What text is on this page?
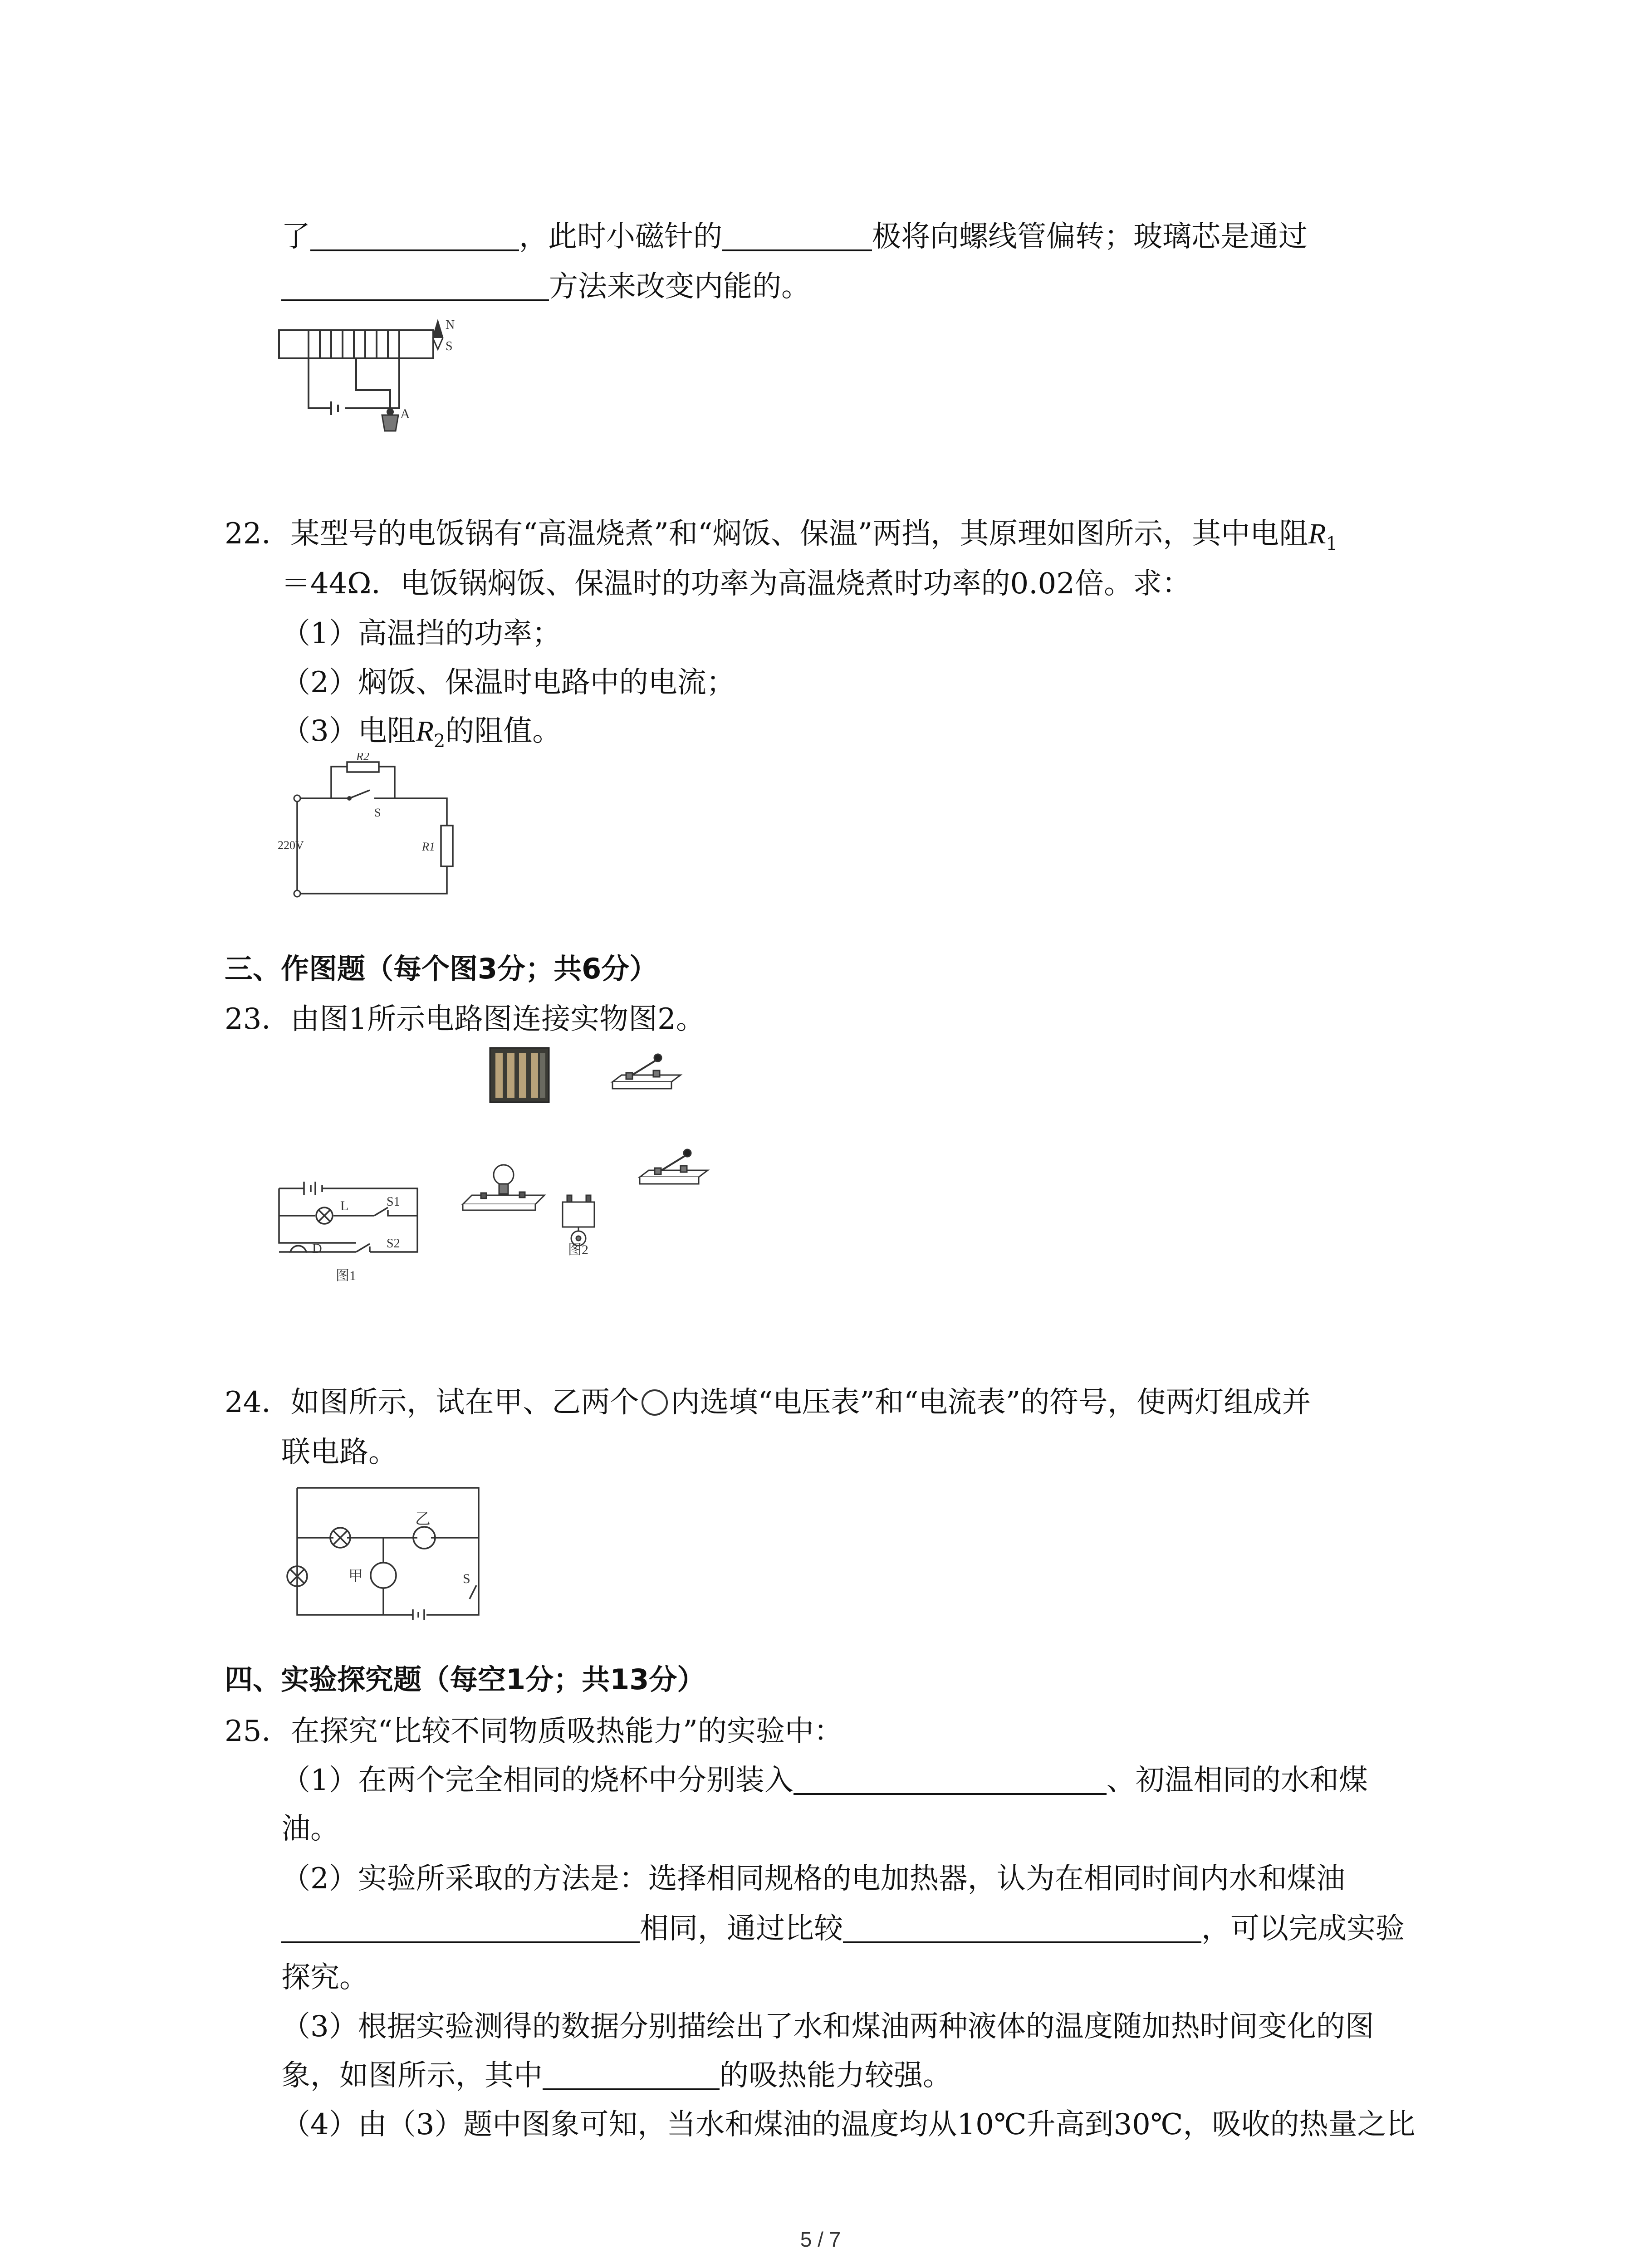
了	，此时小磁针的	极将向螺线管偏转；玻璃芯是通过
方法来改变内能的。
A
N
S
22．某型号的电饭锅有“高温烧煮”和“焖饭、保温”两挡，其原理如图所示，其中电阻$R_1$
＝44Ω．电饭锅焖饭、保温时的功率为高温烧煮时功率的0.02倍。求：
（1）高温挡的功率；
（2）焖饭、保温时电路中的电流；
（3）电阻$R_2$的阻值。
R2
S
220V	R1
三、作图题（每个图3分；共6分）
23．由图1所示电路图连接实物图2。
L	S1
D	S2
图1
图2
24．如图所示，试在甲、乙两个 内选填“电压表”和“电流表”的符号，使两灯组成并
联电路。
乙
甲	S
四、实验探究题（每空1分；共13分）
25．在探究“比较不同物质吸热能力”的实验中：
（1）在两个完全相同的烧杯中分别装入	、初温相同的水和煤
油。
（2）实验所采取的方法是：选择相同规格的电加热器，认为在相同时间内水和煤油
相同，通过比较	，可以完成实验
探究。
（3）根据实验测得的数据分别描绘出了水和煤油两种液体的温度随加热时间变化的图
象，如图所示，其中	的吸热能力较强。
（4）由（3）题中图象可知，当水和煤油的温度均从10℃升高到30℃，吸收的热量之比
5 / 7
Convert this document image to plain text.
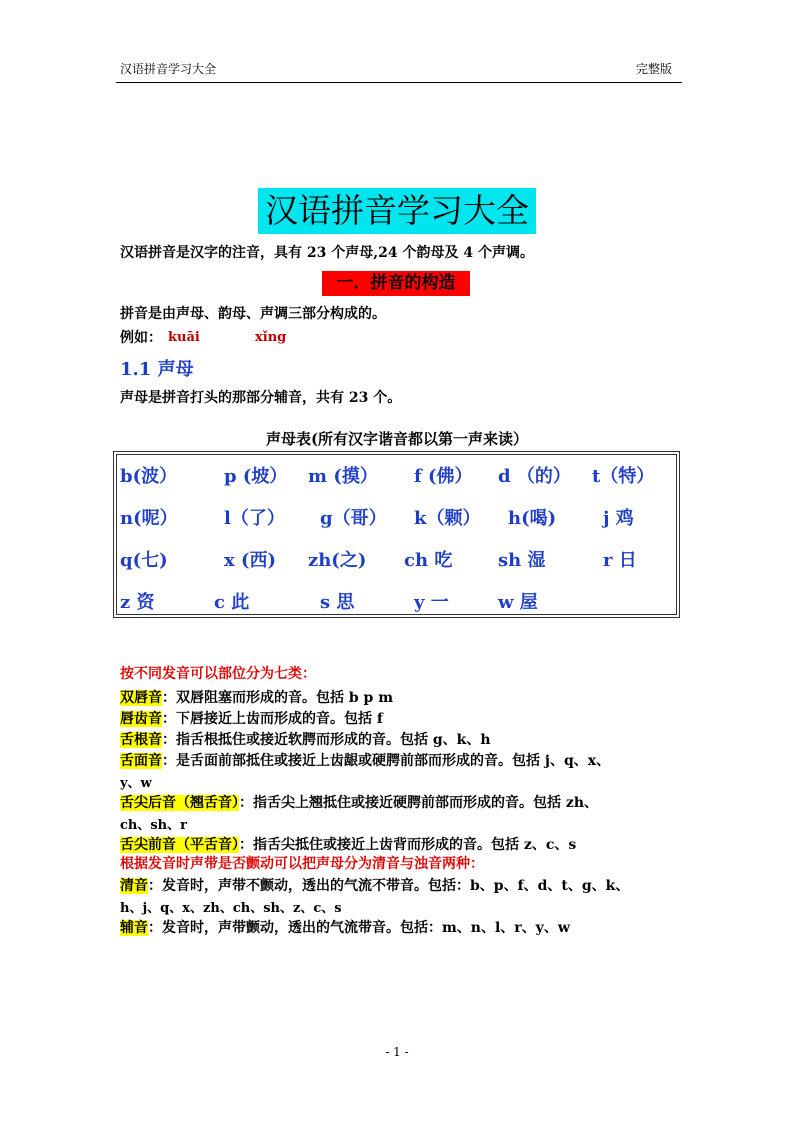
汉语拼音学习大全	完整版
汉语拼音学习大全
汉语拼音是汉字的注音，具有 23 个声母,24 个韵母及 4 个声调。
一．拼音的构造
拼音是由声母、韵母、声调三部分构成的。
例如： kuāi	xǐng
1.1 声母
声母是拼音打头的那部分辅音，共有 23 个。
声母表(所有汉字谐音都以第一声来读）
b(波）	p (坡） m (摸） f (佛） d （的） t（特）
n(呢）	l（了） g（哥） k（颗） h(喝)	j 鸡
q(七)	x (西) zh(之) ch 吃	sh 湿	r 日
z 资	c 此	s 思	y 一	w 屋
按不同发音可以部位分为七类：
双唇音：双唇阻塞而形成的音。包括 b p m
唇齿音：下唇接近上齿而形成的音。包括 f
舌根音：指舌根抵住或接近软腭而形成的音。包括 g、k、h
舌面音：是舌面前部抵住或接近上齿龈或硬腭前部而形成的音。包括 j、q、x、
y、w
舌尖后音（翘舌音）：指舌尖上翘抵住或接近硬腭前部而形成的音。包括 zh、
ch、sh、r
舌尖前音（平舌音）：指舌尖抵住或接近上齿背而形成的音。包括 z、c、s
根据发音时声带是否颤动可以把声母分为清音与浊音两种：
清音：发音时，声带不颤动，透出的气流不带音。包括：b、p、f、d、t、g、k、
h、j、q、x、zh、ch、sh、z、c、s
辅音：发音时，声带颤动，透出的气流带音。包括：m、n、l、r、y、w
- 1 -
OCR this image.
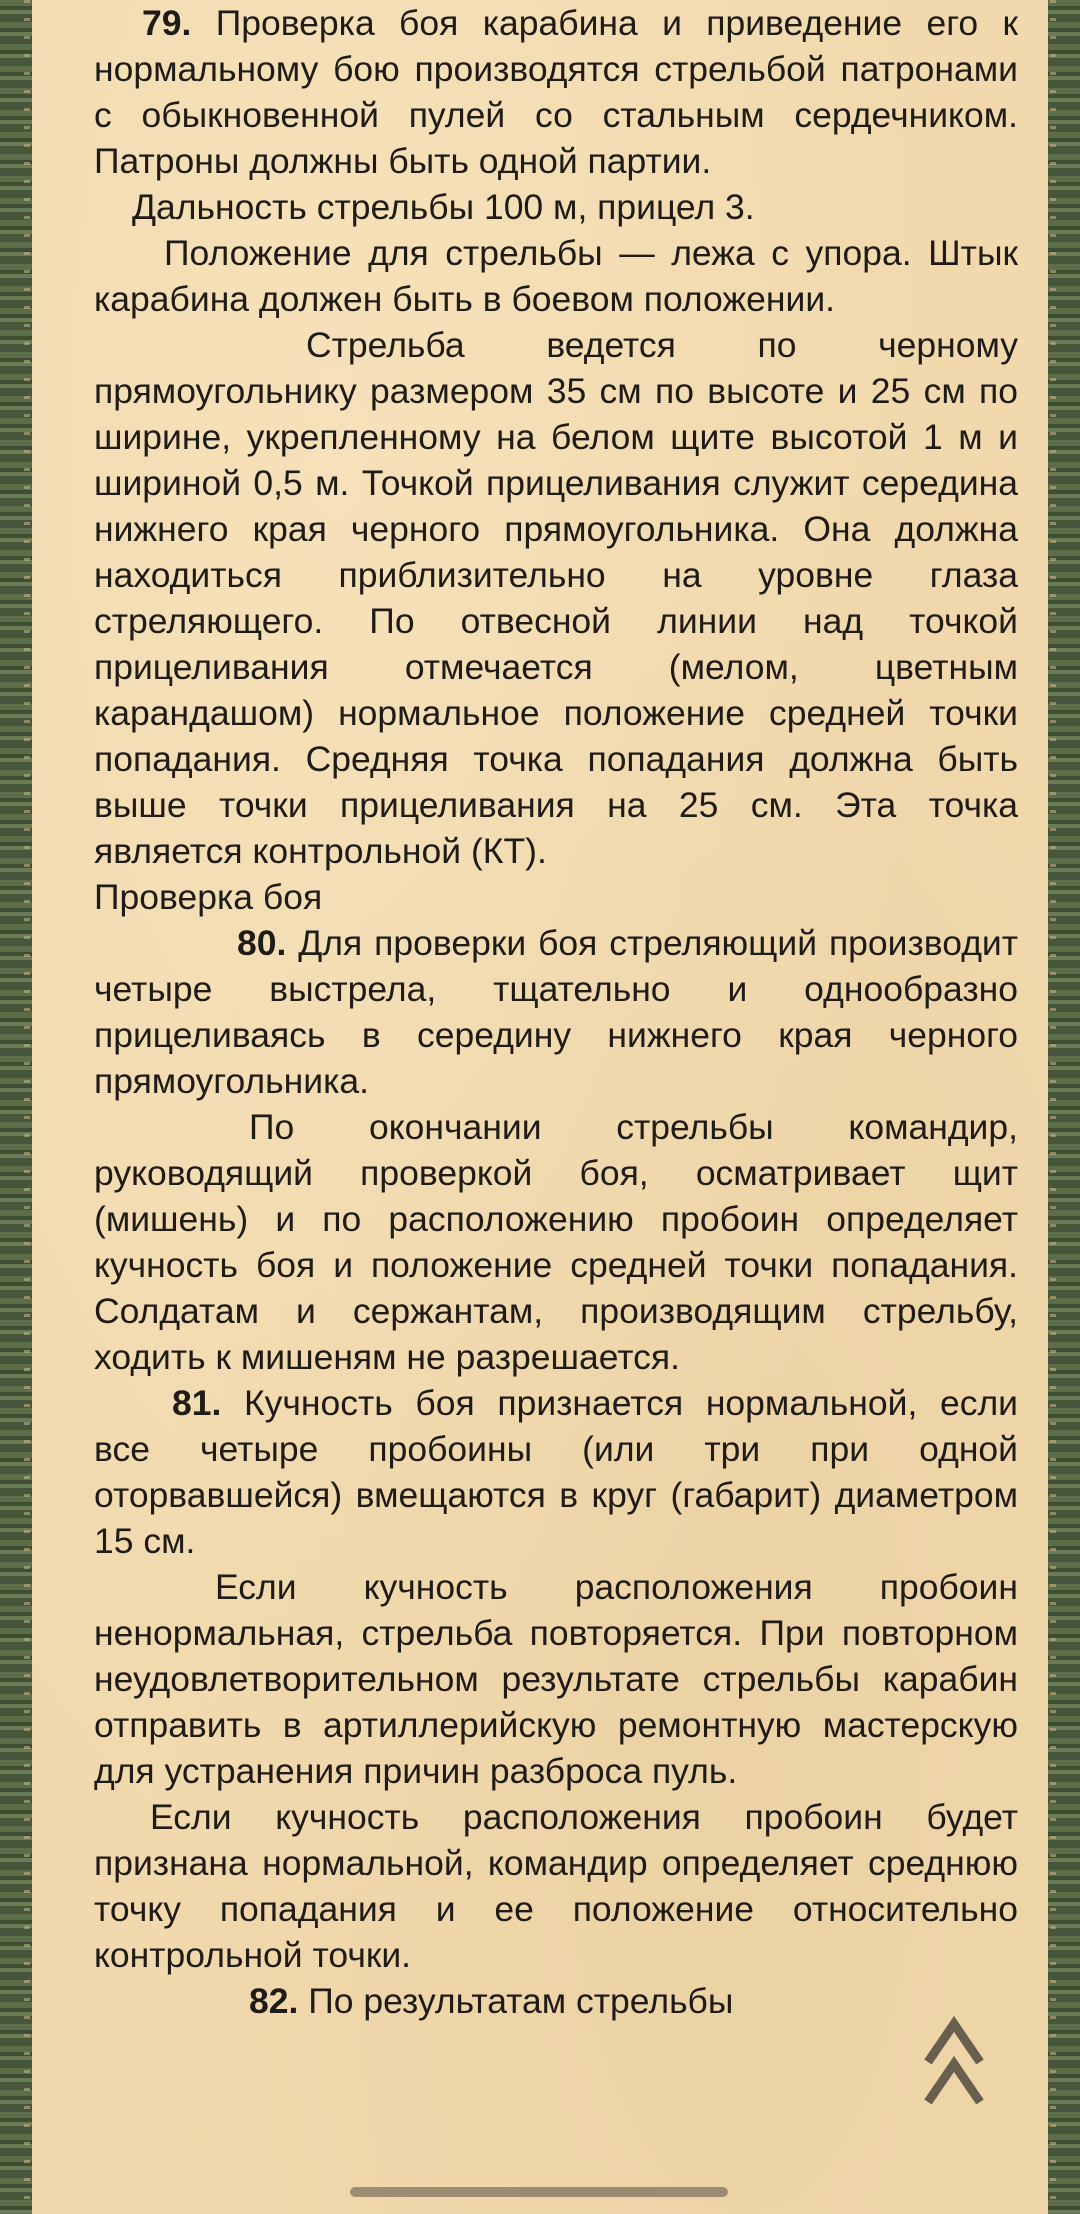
79. Проверка боя карабина и приведение его к нормальному бою производятся стрельбой патронами с обыкновенной пулей со стальным сердечником. Патроны должны быть одной партии.

Дальность стрельбы 100 м, прицел 3.

Положение для стрельбы — лежа с упора. Штык карабина должен быть в боевом положении.

Стрельба ведется по черному прямоугольнику размером 35 см по высоте и 25 см по ширине, укрепленному на белом щите высотой 1 м и шириной 0,5 м. Точкой прицеливания служит середина нижнего края черного прямоугольника. Она должна находиться приблизительно на уровне глаза стреляющего. По отвесной линии над точкой прицеливания отмечается (мелом, цветным карандашом) нормальное положение средней точки попадания. Средняя точка попадания должна быть выше точки прицеливания на 25 см. Эта точка является контрольной (КТ).

Проверка боя

80. Для проверки боя стреляющий производит четыре выстрела, тщательно и однообразно прицеливаясь в середину нижнего края черного прямоугольника.

По окончании стрельбы командир, руководящий проверкой боя, осматривает щит (мишень) и по расположению пробоин определяет кучность боя и положение средней точки попадания. Солдатам и сержантам, производящим стрельбу, ходить к мишеням не разрешается.

81. Кучность боя признается нормальной, если все четыре пробоины (или три при одной оторвавшейся) вмещаются в круг (габарит) диаметром 15 см.

Если кучность расположения пробоин ненормальная, стрельба повторяется. При повторном неудовлетворительном результате стрельбы карабин отправить в артиллерийскую ремонтную мастерскую для устранения причин разброса пуль.

Если кучность расположения пробоин будет признана нормальной, командир определяет среднюю точку попадания и ее положение относительно контрольной точки.

82. По результатам стрельбы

Goal — Are you able to set down all the lines above exactly, without any pictures?

Answer to this exercise —
What text is on this page?
了	，此时小磁针的	极将向螺线管偏转；玻璃芯是通过
方法来改变内能的。
A
N
S
22．某型号的电饭锅有“高温烧煮”和“焖饭、保温”两挡，其原理如图所示，其中电阻$R_1$
＝44Ω．电饭锅焖饭、保温时的功率为高温烧煮时功率的0.02倍。求：
（1）高温挡的功率；
（2）焖饭、保温时电路中的电流；
（3）电阻$R_2$的阻值。
R2
S
220V	R1
三、作图题（每个图3分；共6分）
23．由图1所示电路图连接实物图2。
L	S1
D	S2
图1
图2
24．如图所示，试在甲、乙两个 内选填“电压表”和“电流表”的符号，使两灯组成并
联电路。
乙
甲	S
四、实验探究题（每空1分；共13分）
25．在探究“比较不同物质吸热能力”的实验中：
（1）在两个完全相同的烧杯中分别装入	、初温相同的水和煤
油。
（2）实验所采取的方法是：选择相同规格的电加热器，认为在相同时间内水和煤油
相同，通过比较	，可以完成实验
探究。
（3）根据实验测得的数据分别描绘出了水和煤油两种液体的温度随加热时间变化的图
象，如图所示，其中	的吸热能力较强。
（4）由（3）题中图象可知，当水和煤油的温度均从10℃升高到30℃，吸收的热量之比
5 / 7
Convert this document image to plain text.
汉语拼音学习大全	完整版
汉语拼音学习大全
汉语拼音是汉字的注音，具有 23 个声母,24 个韵母及 4 个声调。
一．拼音的构造
拼音是由声母、韵母、声调三部分构成的。
例如： kuāi	xǐng
1.1 声母
声母是拼音打头的那部分辅音，共有 23 个。
声母表(所有汉字谐音都以第一声来读）
b(波）	p (坡） m (摸） f (佛） d （的） t（特）
n(呢）	l（了） g（哥） k（颗） h(喝)	j 鸡
q(七)	x (西) zh(之) ch 吃	sh 湿	r 日
z 资	c 此	s 思	y 一	w 屋
按不同发音可以部位分为七类：
双唇音：双唇阻塞而形成的音。包括 b p m
唇齿音：下唇接近上齿而形成的音。包括 f
舌根音：指舌根抵住或接近软腭而形成的音。包括 g、k、h
舌面音：是舌面前部抵住或接近上齿龈或硬腭前部而形成的音。包括 j、q、x、
y、w
舌尖后音（翘舌音）：指舌尖上翘抵住或接近硬腭前部而形成的音。包括 zh、
ch、sh、r
舌尖前音（平舌音）：指舌尖抵住或接近上齿背而形成的音。包括 z、c、s
根据发音时声带是否颤动可以把声母分为清音与浊音两种：
清音：发音时，声带不颤动，透出的气流不带音。包括：b、p、f、d、t、g、k、
h、j、q、x、zh、ch、sh、z、c、s
辅音：发音时，声带颤动，透出的气流带音。包括：m、n、l、r、y、w
- 1 -
OCR this image.
79. Проверка боя карабина и приведение его к нормальному бою производятся стрельбой патронами с обыкновенной пулей со стальным сердечником. Патроны должны быть одной партии.

Дальность стрельбы 100 м, прицел 3.

Положение для стрельбы — лежа с упора. Штык карабина должен быть в боевом положении.

Стрельба ведется по черному прямоугольнику размером 35 см по высоте и 25 см по ширине, укрепленному на белом щите высотой 1 м и шириной 0,5 м. Точкой прицеливания служит середина нижнего края черного прямоугольника. Она должна находиться приблизительно на уровне глаза стреляющего. По отвесной линии над точкой прицеливания отмечается (мелом, цветным карандашом) нормальное положение средней точки попадания. Средняя точка попадания должна быть выше точки прицеливания на 25 см. Эта точка является контрольной (КТ).

Проверка боя

80. Для проверки боя стреляющий производит четыре выстрела, тщательно и однообразно прицеливаясь в середину нижнего края черного прямоугольника.

По окончании стрельбы командир, руководящий проверкой боя, осматривает щит (мишень) и по расположению пробоин определяет кучность боя и положение средней точки попадания. Солдатам и сержантам, производящим стрельбу, ходить к мишеням не разрешается.

81. Кучность боя признается нормальной, если все четыре пробоины (или три при одной оторвавшейся) вмещаются в круг (габарит) диаметром 15 см.

Если кучность расположения пробоин ненормальная, стрельба повторяется. При повторном неудовлетворительном результате стрельбы карабин отправить в артиллерийскую ремонтную мастерскую для устранения причин разброса пуль.

Если кучность расположения пробоин будет признана нормальной, командир определяет среднюю точку попадания и ее положение относительно контрольной точки.

82. По результатам стрельбы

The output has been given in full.